**Short task**
Give the data again exactly as written, skipping any pictures.

**Provided records**
--- begin ---
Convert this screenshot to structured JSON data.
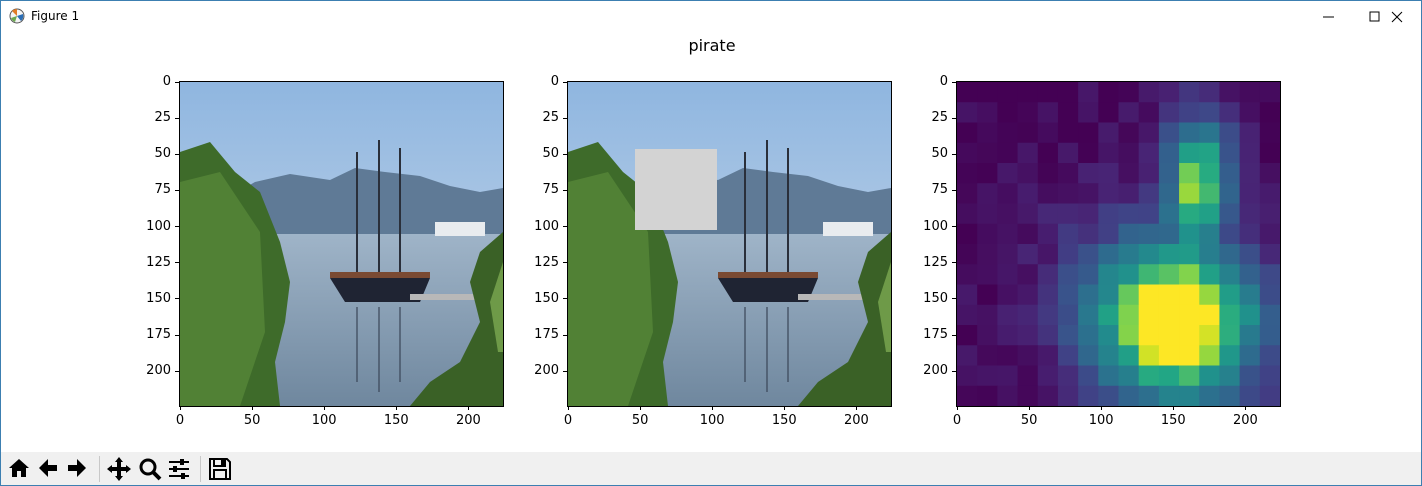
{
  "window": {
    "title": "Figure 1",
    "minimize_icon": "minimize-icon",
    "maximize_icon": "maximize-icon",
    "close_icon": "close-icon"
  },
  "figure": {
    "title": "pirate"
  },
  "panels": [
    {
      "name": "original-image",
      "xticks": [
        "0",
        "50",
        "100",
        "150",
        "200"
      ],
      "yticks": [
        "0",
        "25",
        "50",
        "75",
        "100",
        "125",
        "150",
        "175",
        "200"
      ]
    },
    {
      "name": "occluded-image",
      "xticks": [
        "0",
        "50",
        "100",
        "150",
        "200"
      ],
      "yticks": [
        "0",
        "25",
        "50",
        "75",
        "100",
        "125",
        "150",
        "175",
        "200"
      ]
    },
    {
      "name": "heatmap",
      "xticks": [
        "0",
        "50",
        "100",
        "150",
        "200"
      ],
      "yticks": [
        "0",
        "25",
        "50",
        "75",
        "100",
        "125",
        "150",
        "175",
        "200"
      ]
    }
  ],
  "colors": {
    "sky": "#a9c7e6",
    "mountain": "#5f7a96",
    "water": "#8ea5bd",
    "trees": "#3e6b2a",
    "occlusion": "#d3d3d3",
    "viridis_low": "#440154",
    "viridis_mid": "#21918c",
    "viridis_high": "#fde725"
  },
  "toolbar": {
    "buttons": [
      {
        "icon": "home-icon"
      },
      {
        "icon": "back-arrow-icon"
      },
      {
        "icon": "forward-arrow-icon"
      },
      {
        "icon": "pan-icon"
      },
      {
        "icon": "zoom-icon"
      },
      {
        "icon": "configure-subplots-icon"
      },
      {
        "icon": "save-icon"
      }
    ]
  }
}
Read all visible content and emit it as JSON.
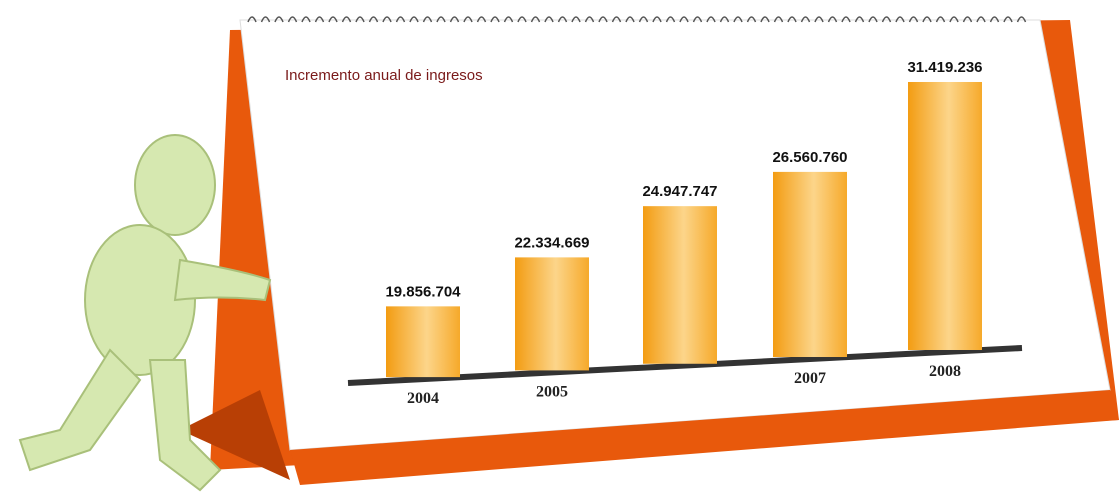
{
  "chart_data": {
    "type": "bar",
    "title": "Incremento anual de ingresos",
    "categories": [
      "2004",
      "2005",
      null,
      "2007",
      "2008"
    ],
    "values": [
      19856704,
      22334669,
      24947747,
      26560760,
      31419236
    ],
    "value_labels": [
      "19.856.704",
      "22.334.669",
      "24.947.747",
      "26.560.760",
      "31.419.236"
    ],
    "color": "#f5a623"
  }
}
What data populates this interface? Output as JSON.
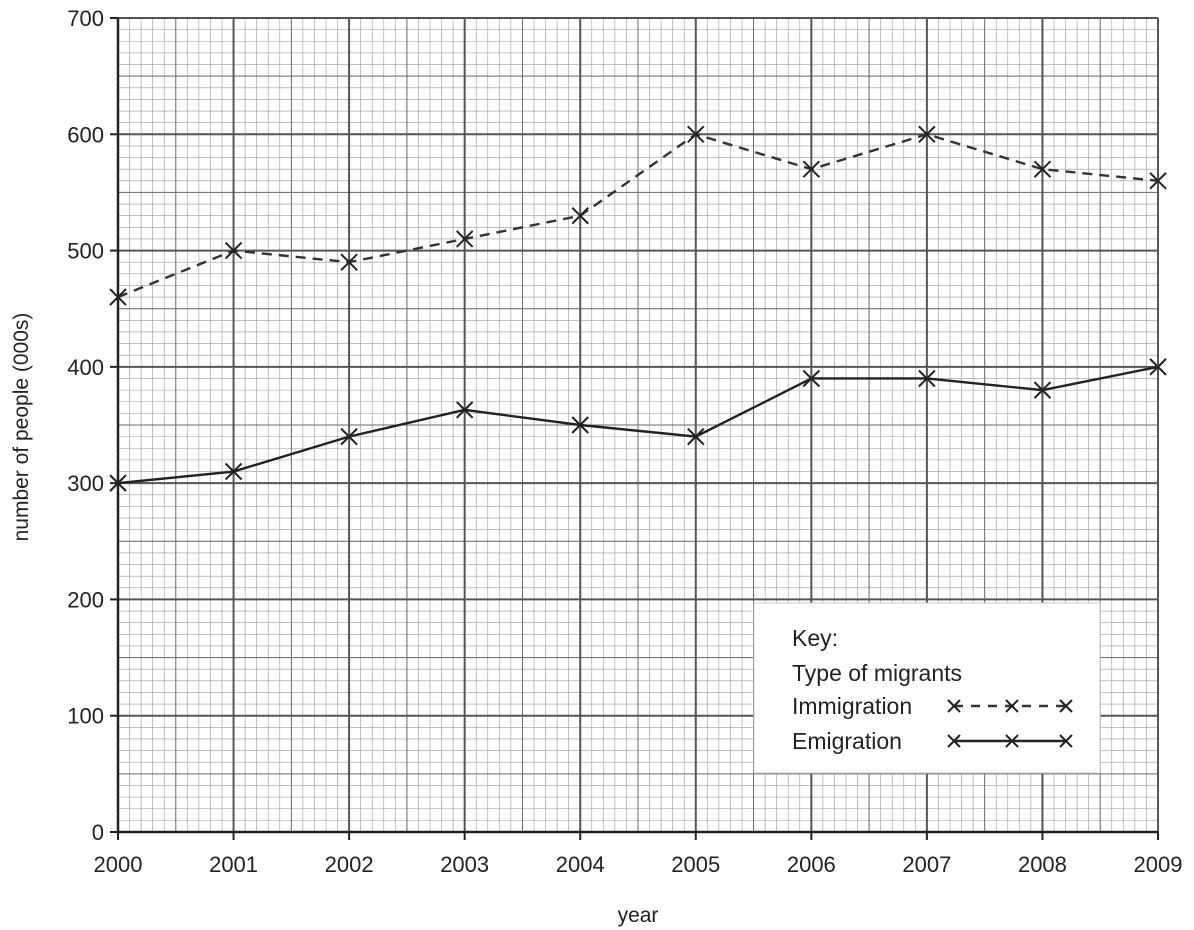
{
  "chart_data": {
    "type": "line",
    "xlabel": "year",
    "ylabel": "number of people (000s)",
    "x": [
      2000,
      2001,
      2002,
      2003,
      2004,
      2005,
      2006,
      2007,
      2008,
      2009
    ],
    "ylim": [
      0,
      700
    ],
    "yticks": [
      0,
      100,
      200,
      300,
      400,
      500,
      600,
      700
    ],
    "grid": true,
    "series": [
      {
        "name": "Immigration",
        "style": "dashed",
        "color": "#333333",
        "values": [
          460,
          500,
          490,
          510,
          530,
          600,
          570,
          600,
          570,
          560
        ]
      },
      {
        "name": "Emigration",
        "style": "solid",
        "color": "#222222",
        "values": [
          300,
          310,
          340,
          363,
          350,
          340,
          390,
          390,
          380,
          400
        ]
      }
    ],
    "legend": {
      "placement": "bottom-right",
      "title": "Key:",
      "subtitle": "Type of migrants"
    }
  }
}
--- end ---
**Full solution**
Convert this screenshot to structured JSON data.
{
  "window": {
    "title": "Figure 1",
    "minimize_icon": "minimize-icon",
    "maximize_icon": "maximize-icon",
    "close_icon": "close-icon"
  },
  "figure": {
    "title": "pirate"
  },
  "panels": [
    {
      "name": "original-image",
      "xticks": [
        "0",
        "50",
        "100",
        "150",
        "200"
      ],
      "yticks": [
        "0",
        "25",
        "50",
        "75",
        "100",
        "125",
        "150",
        "175",
        "200"
      ]
    },
    {
      "name": "occluded-image",
      "xticks": [
        "0",
        "50",
        "100",
        "150",
        "200"
      ],
      "yticks": [
        "0",
        "25",
        "50",
        "75",
        "100",
        "125",
        "150",
        "175",
        "200"
      ]
    },
    {
      "name": "heatmap",
      "xticks": [
        "0",
        "50",
        "100",
        "150",
        "200"
      ],
      "yticks": [
        "0",
        "25",
        "50",
        "75",
        "100",
        "125",
        "150",
        "175",
        "200"
      ]
    }
  ],
  "colors": {
    "sky": "#a9c7e6",
    "mountain": "#5f7a96",
    "water": "#8ea5bd",
    "trees": "#3e6b2a",
    "occlusion": "#d3d3d3",
    "viridis_low": "#440154",
    "viridis_mid": "#21918c",
    "viridis_high": "#fde725"
  },
  "toolbar": {
    "buttons": [
      {
        "icon": "home-icon"
      },
      {
        "icon": "back-arrow-icon"
      },
      {
        "icon": "forward-arrow-icon"
      },
      {
        "icon": "pan-icon"
      },
      {
        "icon": "zoom-icon"
      },
      {
        "icon": "configure-subplots-icon"
      },
      {
        "icon": "save-icon"
      }
    ]
  }
}
Read all visible content and emit it as JSON.
{
  "chart_data": {
    "type": "bar",
    "title": "Incremento anual de ingresos",
    "categories": [
      "2004",
      "2005",
      null,
      "2007",
      "2008"
    ],
    "values": [
      19856704,
      22334669,
      24947747,
      26560760,
      31419236
    ],
    "value_labels": [
      "19.856.704",
      "22.334.669",
      "24.947.747",
      "26.560.760",
      "31.419.236"
    ],
    "color": "#f5a623"
  }
}
What data populates this interface? Output as JSON.
{
  "chart_data": {
    "type": "line",
    "xlabel": "year",
    "ylabel": "number of people (000s)",
    "x": [
      2000,
      2001,
      2002,
      2003,
      2004,
      2005,
      2006,
      2007,
      2008,
      2009
    ],
    "ylim": [
      0,
      700
    ],
    "yticks": [
      0,
      100,
      200,
      300,
      400,
      500,
      600,
      700
    ],
    "grid": true,
    "series": [
      {
        "name": "Immigration",
        "style": "dashed",
        "color": "#333333",
        "values": [
          460,
          500,
          490,
          510,
          530,
          600,
          570,
          600,
          570,
          560
        ]
      },
      {
        "name": "Emigration",
        "style": "solid",
        "color": "#222222",
        "values": [
          300,
          310,
          340,
          363,
          350,
          340,
          390,
          390,
          380,
          400
        ]
      }
    ],
    "legend": {
      "placement": "bottom-right",
      "title": "Key:",
      "subtitle": "Type of migrants"
    }
  }
}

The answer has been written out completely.